Task instructions:
List every line in this data where the string "预防溺水" occurs.

------------------------------------------------

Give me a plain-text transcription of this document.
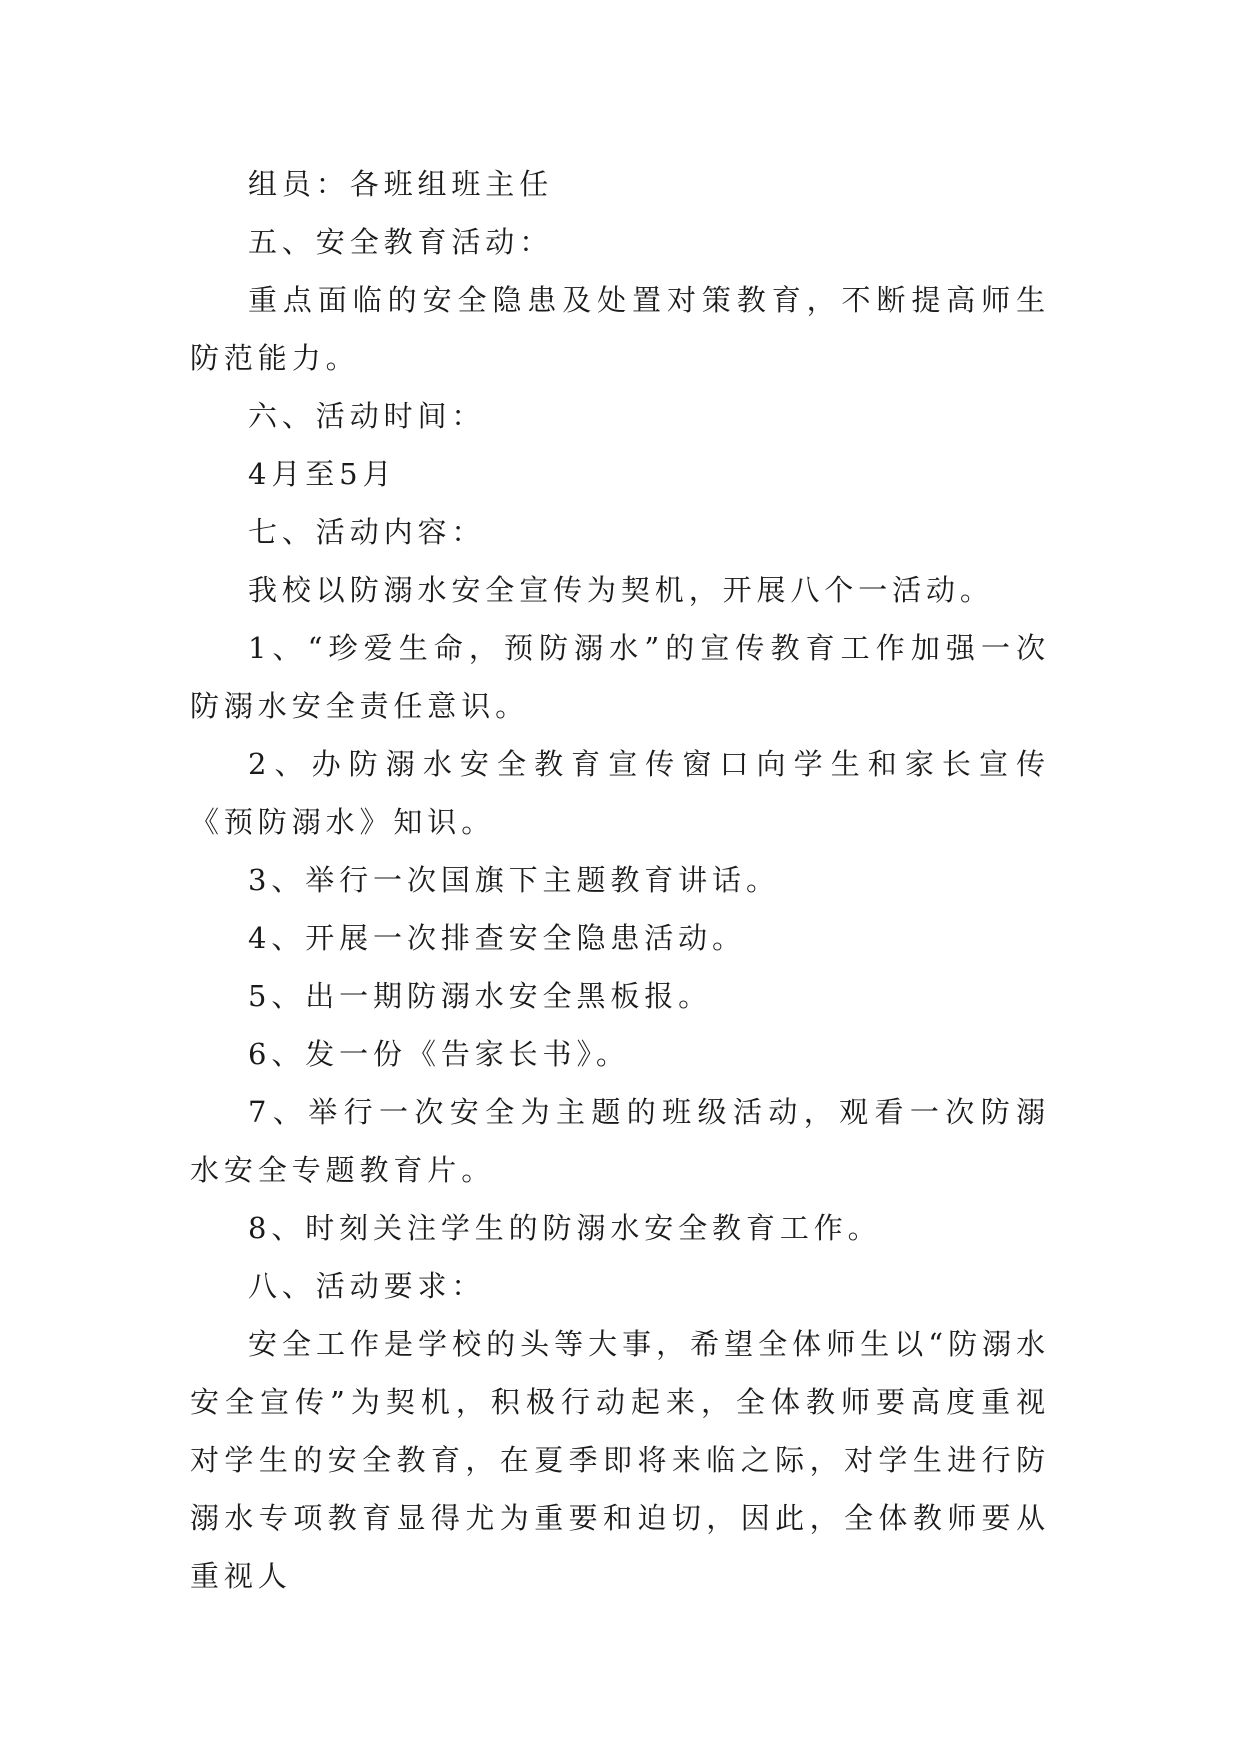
组员：各班组班主任

五、安全教育活动：

重点面临的安全隐患及处置对策教育，不断提高师生防范能力。

六、活动时间：

4月至5月

七、活动内容：

我校以防溺水安全宣传为契机，开展八个一活动。

1、“珍爱生命，预防溺水”的宣传教育工作加强一次防溺水安全责任意识。

2、办防溺水安全教育宣传窗口向学生和家长宣传《预防溺水》知识。

3、举行一次国旗下主题教育讲话。

4、开展一次排查安全隐患活动。

5、出一期防溺水安全黑板报。

6、发一份《告家长书》。

7、举行一次安全为主题的班级活动，观看一次防溺水安全专题教育片。

8、时刻关注学生的防溺水安全教育工作。

八、活动要求：

安全工作是学校的头等大事，希望全体师生以“防溺水安全宣传”为契机，积极行动起来，全体教师要高度重视对学生的安全教育，在夏季即将来临之际，对学生进行防溺水专项教育显得尤为重要和迫切，因此，全体教师要从重视人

------------------------------------------------

Task answer:
1、“珍爱生命，预防溺水”的宣传教育工作加强一次防溺水安全责任意识。
2、办防溺水安全教育宣传窗口向学生和家长宣传《预防溺水》知识。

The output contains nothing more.